[start]

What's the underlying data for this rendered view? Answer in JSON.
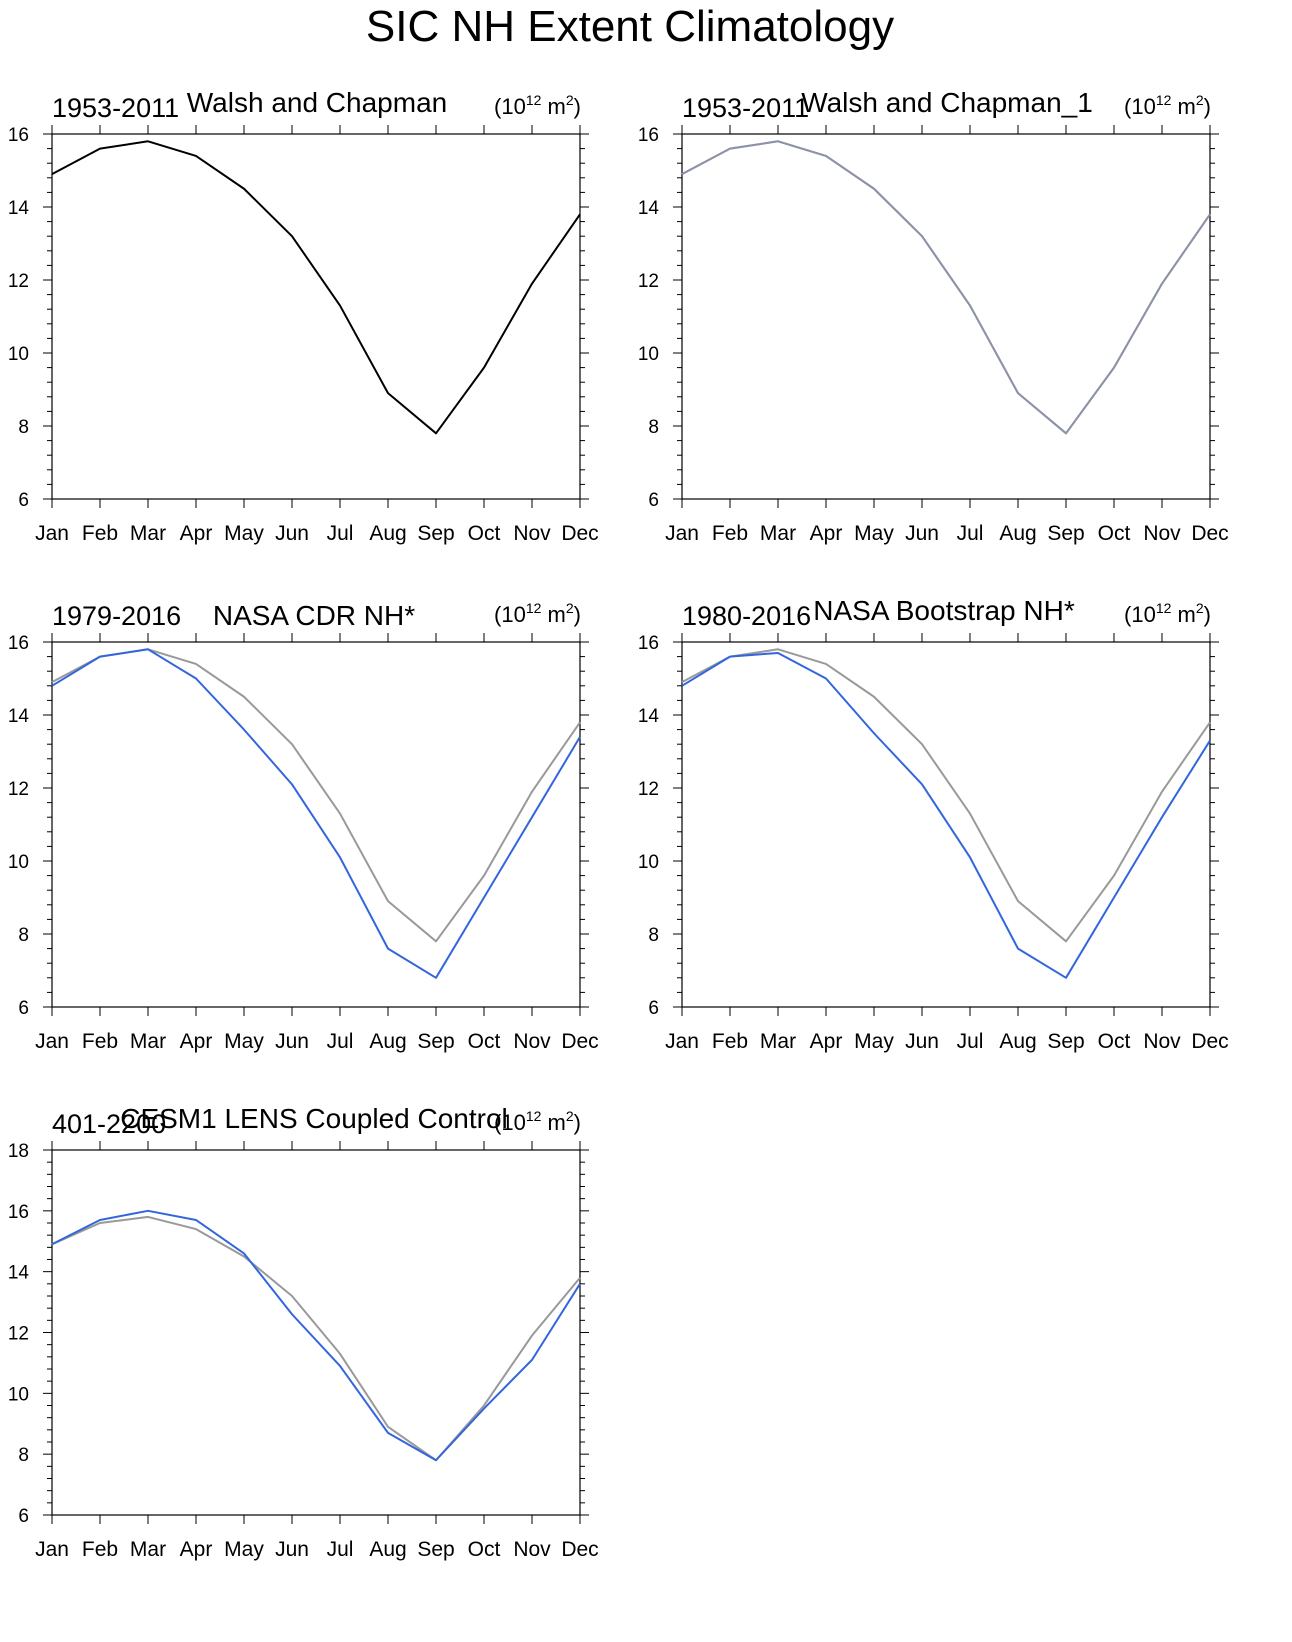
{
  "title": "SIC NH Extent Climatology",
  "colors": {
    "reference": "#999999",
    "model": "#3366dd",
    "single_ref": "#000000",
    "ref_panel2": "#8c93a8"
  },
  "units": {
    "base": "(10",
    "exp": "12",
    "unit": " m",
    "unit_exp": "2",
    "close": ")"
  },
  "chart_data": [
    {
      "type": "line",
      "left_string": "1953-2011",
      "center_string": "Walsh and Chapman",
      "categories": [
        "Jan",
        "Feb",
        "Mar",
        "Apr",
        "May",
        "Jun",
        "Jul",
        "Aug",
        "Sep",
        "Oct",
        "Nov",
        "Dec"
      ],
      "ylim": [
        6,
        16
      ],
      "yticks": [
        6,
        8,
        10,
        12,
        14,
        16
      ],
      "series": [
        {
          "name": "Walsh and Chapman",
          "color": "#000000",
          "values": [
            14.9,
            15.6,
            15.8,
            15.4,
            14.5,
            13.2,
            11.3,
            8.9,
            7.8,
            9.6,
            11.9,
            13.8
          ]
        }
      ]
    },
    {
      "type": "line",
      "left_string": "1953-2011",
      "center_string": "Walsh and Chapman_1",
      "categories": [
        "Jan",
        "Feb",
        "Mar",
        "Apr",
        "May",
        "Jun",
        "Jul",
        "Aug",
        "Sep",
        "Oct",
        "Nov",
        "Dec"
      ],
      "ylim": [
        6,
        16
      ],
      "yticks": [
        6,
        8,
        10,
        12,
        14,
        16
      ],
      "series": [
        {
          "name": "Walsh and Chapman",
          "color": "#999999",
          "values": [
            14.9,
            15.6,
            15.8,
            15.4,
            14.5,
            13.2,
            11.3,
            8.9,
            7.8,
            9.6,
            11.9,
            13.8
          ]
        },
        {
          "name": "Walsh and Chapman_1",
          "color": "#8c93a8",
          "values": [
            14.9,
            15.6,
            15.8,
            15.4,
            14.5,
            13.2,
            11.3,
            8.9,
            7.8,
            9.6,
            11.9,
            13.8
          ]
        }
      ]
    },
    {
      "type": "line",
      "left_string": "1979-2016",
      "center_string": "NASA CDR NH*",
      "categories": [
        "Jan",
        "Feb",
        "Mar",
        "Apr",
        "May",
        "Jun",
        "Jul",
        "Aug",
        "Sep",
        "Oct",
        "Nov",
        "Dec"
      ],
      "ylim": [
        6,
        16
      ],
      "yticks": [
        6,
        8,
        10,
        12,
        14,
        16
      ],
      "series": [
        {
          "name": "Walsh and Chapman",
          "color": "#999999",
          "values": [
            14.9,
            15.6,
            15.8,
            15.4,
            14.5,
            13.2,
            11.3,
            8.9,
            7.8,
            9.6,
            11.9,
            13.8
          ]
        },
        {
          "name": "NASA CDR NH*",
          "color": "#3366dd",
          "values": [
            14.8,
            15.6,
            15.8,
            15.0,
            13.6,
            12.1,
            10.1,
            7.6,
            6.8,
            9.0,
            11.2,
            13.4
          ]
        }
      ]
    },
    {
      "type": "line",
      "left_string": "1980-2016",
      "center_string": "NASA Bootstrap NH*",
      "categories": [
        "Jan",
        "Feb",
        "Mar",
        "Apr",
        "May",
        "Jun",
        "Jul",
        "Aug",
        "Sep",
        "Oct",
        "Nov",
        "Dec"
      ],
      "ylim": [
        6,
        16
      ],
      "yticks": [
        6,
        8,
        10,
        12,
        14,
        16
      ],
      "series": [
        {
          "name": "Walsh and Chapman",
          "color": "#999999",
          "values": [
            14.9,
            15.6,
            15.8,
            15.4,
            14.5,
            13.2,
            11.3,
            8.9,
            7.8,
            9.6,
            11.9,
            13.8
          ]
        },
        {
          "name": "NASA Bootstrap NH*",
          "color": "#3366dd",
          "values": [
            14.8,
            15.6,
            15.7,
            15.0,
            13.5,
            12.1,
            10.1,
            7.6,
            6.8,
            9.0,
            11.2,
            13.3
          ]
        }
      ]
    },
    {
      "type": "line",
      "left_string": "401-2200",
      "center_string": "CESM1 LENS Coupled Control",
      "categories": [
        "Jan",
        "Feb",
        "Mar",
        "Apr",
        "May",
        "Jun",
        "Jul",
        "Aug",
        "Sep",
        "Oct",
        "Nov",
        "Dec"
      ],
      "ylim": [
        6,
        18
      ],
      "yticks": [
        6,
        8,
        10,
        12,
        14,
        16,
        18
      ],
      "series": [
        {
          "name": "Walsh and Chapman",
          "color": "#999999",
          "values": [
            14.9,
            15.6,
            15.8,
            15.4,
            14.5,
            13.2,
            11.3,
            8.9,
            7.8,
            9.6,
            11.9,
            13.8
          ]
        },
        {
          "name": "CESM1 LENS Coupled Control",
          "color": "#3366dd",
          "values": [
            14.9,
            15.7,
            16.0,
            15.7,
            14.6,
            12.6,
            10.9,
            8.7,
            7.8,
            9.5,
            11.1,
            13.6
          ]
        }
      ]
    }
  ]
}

[end]
[start]

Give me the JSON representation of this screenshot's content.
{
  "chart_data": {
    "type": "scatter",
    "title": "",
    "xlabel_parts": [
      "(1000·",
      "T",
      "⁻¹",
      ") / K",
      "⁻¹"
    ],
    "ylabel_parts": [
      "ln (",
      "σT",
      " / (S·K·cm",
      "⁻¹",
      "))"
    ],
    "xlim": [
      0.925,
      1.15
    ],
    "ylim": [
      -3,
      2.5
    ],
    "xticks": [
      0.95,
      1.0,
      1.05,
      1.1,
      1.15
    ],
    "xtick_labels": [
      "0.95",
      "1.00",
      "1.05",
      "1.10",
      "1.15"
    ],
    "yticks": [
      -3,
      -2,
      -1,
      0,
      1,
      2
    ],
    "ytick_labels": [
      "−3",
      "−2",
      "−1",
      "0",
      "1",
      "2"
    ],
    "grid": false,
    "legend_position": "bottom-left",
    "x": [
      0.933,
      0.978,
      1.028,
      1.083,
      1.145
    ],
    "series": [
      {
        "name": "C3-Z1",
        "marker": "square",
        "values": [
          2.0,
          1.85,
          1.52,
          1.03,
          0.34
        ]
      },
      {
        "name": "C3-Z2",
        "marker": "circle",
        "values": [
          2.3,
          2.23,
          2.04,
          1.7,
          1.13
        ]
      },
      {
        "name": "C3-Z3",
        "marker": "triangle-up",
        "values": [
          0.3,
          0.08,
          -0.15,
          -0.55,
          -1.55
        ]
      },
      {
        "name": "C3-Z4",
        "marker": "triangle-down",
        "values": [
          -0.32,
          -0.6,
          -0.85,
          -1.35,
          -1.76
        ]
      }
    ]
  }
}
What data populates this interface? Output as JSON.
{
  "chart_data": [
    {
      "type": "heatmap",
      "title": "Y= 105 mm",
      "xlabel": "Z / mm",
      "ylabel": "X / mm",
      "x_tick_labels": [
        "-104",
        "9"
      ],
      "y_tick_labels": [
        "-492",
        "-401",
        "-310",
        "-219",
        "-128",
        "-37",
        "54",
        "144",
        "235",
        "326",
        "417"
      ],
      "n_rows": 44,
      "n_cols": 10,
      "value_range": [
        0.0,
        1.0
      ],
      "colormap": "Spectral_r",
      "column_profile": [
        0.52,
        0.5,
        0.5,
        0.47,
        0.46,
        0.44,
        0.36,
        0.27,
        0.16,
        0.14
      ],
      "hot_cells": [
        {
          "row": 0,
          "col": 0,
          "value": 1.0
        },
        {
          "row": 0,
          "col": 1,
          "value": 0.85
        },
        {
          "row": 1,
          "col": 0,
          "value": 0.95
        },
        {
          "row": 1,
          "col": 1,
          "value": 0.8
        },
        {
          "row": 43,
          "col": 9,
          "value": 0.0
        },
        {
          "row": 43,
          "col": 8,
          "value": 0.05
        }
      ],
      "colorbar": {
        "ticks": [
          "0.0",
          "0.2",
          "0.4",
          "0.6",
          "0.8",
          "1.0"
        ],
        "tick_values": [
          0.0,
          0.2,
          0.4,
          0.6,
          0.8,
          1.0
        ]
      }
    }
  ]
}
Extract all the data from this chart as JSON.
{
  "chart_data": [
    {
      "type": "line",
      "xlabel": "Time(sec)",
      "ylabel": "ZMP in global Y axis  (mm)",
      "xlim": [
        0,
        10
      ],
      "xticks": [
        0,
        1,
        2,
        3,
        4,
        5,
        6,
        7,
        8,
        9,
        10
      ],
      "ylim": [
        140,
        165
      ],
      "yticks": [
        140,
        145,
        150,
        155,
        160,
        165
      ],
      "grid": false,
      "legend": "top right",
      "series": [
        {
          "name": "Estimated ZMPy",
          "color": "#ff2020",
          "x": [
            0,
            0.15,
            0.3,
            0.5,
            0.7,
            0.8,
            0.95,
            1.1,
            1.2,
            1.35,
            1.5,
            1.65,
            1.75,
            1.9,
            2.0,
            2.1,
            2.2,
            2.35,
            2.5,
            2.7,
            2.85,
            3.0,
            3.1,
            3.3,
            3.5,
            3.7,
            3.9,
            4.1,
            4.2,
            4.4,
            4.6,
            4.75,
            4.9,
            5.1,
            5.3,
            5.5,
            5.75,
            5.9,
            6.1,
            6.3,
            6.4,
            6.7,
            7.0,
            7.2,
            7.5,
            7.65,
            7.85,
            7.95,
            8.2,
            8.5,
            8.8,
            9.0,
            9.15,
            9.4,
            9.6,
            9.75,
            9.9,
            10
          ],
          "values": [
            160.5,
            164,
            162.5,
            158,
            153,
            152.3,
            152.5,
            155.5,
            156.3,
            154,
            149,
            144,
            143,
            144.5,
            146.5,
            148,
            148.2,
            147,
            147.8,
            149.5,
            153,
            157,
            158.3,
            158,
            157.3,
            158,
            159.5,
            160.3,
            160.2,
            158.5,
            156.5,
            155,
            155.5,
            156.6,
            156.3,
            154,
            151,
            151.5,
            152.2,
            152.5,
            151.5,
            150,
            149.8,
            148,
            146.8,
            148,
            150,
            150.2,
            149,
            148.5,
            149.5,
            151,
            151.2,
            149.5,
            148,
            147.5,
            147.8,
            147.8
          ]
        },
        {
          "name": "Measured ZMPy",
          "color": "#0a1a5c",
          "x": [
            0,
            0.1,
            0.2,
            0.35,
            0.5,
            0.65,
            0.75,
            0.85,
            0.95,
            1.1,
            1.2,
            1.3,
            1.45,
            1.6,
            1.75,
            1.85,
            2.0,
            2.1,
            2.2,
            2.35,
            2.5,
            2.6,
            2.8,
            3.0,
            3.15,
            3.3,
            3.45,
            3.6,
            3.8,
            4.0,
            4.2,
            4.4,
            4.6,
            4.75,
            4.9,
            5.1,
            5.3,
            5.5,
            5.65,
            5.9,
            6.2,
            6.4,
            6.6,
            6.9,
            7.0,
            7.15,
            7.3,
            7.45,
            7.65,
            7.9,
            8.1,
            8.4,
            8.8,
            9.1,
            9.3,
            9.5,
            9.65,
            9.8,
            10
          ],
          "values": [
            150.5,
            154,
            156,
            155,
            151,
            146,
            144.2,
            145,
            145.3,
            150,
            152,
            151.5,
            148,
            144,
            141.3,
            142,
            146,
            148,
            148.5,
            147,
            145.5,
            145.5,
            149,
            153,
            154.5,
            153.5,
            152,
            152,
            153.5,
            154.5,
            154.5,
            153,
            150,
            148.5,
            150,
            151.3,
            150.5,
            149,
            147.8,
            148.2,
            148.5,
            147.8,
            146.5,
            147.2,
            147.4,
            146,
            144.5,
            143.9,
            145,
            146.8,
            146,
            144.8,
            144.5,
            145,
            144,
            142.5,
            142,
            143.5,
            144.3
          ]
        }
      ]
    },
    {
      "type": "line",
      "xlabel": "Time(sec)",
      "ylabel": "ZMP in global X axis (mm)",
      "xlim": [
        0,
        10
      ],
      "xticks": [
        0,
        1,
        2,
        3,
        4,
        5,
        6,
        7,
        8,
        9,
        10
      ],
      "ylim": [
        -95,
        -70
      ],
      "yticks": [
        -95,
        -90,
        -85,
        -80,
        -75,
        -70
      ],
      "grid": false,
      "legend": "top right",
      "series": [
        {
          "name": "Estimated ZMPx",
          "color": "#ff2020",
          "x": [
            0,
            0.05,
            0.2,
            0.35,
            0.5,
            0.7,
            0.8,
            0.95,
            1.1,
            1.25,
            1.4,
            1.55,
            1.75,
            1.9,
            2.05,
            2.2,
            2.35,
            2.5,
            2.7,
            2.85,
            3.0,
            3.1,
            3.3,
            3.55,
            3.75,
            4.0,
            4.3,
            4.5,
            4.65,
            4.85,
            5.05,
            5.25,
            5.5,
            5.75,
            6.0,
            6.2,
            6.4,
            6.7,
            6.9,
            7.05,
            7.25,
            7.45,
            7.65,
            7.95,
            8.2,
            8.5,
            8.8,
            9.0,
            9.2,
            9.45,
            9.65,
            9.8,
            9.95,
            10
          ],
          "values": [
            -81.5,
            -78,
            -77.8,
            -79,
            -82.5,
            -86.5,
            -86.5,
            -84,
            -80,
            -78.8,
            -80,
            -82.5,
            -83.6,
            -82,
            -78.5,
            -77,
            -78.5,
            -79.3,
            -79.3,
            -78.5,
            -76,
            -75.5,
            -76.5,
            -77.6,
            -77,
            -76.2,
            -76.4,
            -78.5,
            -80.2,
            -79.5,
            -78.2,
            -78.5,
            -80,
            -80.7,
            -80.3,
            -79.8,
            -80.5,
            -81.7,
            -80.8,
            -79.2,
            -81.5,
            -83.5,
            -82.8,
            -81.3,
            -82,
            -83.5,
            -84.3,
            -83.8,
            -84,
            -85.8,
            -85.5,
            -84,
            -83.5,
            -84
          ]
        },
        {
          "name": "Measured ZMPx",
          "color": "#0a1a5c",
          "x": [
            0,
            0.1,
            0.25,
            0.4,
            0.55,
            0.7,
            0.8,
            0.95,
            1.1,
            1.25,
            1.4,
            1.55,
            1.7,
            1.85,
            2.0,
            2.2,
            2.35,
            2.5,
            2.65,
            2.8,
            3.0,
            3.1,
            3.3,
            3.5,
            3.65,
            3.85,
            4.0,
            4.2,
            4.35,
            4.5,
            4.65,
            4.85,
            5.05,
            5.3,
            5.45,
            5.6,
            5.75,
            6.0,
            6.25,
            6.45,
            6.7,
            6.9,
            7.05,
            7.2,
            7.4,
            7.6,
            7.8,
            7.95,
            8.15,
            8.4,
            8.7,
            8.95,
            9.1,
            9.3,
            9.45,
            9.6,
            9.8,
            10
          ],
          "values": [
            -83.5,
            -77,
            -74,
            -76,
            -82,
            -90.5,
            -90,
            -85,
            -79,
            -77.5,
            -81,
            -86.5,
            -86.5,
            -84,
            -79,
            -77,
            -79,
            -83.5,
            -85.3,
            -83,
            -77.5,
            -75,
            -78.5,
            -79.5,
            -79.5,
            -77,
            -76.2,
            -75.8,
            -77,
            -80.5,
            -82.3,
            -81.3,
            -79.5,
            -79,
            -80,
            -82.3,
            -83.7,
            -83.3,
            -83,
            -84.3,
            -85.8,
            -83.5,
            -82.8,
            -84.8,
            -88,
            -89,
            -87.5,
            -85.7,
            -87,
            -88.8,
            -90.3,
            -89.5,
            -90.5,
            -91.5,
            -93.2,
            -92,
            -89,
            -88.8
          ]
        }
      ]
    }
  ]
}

[end]

» Work to do: Copy out every line of the listing that contains the string "Control".

» Response to this exercise:
      "center_string": "CESM1 LENS Coupled Control",
          "name": "CESM1 LENS Coupled Control",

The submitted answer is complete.